Data records:
■ ■ ■ ■ ■

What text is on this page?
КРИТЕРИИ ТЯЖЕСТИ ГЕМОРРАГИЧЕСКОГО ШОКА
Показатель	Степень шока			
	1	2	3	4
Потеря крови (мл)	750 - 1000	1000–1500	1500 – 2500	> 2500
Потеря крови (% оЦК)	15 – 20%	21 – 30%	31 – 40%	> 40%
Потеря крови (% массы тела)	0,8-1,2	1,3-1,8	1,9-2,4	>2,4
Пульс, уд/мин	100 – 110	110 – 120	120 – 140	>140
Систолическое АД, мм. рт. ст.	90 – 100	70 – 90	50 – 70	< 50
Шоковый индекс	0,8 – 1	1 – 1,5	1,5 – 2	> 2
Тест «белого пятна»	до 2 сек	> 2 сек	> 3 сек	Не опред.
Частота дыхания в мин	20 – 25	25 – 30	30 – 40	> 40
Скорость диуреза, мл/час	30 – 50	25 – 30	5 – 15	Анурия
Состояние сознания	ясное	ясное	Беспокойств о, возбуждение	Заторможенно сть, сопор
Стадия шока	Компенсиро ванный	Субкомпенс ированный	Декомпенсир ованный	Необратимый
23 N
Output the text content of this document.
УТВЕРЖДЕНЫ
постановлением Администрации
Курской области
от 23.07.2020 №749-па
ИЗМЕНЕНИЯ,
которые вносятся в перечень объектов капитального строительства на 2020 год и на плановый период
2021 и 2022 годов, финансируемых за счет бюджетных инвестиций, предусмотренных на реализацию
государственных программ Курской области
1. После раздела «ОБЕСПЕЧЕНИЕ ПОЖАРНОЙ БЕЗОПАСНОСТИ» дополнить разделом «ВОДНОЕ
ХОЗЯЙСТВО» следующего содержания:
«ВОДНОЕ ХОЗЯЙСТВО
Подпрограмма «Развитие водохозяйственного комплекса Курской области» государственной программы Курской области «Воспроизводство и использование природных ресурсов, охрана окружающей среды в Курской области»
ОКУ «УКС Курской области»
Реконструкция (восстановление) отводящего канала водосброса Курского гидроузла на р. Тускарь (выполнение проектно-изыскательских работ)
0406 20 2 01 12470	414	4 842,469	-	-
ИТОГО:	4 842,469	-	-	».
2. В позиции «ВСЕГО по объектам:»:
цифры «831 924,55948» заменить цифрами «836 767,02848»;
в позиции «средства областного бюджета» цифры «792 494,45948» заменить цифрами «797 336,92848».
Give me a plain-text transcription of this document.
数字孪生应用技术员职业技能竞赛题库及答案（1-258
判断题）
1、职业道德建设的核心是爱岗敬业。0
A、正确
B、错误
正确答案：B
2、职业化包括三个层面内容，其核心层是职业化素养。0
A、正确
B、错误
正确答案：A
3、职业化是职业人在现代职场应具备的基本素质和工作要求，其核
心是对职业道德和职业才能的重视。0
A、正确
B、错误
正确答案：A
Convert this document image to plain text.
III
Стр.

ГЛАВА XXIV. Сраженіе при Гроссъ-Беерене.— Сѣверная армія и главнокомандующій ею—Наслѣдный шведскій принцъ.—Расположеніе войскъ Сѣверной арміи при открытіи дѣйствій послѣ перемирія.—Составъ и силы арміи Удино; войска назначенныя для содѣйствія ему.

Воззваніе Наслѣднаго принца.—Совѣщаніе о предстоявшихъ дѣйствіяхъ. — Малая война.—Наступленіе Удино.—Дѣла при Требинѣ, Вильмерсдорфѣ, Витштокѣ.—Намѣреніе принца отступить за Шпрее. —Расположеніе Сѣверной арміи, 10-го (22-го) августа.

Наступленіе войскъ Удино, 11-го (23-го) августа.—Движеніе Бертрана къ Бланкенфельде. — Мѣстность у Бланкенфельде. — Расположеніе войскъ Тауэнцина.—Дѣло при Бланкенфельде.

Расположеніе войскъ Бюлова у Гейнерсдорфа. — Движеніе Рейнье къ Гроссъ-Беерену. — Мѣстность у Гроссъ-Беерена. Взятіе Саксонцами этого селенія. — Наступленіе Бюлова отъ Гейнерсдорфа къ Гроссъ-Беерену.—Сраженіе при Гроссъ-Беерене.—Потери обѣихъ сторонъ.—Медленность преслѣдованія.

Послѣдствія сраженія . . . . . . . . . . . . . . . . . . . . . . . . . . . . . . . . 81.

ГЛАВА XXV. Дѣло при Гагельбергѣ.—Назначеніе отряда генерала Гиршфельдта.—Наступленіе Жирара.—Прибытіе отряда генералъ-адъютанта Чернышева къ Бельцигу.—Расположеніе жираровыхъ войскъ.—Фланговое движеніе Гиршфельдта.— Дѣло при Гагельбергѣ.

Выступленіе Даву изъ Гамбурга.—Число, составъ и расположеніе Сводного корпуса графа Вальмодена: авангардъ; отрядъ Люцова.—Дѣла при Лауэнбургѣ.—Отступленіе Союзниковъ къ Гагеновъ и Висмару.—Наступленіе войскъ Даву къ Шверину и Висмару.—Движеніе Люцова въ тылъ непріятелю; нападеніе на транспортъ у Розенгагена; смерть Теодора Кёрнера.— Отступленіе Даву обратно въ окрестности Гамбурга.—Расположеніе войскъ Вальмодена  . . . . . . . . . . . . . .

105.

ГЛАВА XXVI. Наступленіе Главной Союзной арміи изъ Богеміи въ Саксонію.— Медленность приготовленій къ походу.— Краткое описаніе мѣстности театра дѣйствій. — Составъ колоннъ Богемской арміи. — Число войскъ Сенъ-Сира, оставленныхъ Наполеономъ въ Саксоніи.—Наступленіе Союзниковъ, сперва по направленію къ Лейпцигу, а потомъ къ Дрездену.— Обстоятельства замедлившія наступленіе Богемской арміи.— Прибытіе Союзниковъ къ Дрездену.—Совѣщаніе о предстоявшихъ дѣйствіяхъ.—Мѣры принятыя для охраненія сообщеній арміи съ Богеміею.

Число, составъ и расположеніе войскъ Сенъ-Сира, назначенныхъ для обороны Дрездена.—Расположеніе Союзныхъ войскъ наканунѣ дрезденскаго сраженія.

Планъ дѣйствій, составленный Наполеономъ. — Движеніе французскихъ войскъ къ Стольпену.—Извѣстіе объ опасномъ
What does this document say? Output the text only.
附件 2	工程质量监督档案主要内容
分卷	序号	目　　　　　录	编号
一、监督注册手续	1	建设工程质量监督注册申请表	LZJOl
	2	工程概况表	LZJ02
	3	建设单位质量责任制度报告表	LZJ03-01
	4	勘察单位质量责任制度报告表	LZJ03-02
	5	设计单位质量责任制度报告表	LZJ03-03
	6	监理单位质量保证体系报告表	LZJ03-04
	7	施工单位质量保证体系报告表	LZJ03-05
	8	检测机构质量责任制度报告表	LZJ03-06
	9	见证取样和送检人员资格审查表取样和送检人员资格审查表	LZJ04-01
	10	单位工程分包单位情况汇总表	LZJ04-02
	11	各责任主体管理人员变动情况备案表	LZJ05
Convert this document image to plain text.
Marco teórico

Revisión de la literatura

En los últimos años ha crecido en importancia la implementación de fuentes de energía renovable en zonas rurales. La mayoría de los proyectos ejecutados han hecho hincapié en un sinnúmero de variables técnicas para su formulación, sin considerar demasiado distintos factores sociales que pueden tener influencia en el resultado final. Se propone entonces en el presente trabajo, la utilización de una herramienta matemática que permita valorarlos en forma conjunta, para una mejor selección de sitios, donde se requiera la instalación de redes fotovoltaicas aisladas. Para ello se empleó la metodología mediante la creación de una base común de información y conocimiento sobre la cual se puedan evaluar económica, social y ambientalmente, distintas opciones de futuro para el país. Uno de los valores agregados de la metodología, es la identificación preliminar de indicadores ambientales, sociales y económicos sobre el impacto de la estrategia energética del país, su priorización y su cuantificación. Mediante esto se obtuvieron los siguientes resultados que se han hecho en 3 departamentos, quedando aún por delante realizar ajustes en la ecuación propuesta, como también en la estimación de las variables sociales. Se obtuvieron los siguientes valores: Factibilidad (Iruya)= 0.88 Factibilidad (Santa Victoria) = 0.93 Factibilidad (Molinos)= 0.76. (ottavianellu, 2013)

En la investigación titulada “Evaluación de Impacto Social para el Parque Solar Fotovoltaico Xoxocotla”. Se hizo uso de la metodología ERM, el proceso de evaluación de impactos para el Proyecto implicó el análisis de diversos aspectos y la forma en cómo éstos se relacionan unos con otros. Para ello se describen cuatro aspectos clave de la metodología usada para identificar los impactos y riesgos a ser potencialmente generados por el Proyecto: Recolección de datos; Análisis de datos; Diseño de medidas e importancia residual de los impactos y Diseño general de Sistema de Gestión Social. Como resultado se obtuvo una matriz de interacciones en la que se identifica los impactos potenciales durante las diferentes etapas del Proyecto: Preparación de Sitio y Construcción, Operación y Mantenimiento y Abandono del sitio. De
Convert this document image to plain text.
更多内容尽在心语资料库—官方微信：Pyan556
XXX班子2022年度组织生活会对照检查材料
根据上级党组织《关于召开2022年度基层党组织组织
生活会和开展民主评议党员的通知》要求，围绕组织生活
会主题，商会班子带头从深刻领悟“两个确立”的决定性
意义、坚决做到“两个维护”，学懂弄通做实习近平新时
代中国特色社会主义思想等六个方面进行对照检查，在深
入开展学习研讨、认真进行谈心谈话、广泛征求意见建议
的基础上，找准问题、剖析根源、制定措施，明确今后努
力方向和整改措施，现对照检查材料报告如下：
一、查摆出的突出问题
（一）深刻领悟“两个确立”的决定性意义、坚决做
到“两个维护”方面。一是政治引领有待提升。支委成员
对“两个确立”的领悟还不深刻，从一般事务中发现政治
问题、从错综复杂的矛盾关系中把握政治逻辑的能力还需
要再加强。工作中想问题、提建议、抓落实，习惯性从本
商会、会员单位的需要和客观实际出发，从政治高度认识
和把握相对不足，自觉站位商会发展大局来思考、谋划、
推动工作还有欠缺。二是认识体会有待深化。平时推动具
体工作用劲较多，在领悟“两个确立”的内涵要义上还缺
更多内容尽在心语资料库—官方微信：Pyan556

■ ■ ■ ■ ■

Lines in the records that hold the word "this" are to be counted; give only the total.

WRITTEN RESPONSE — 7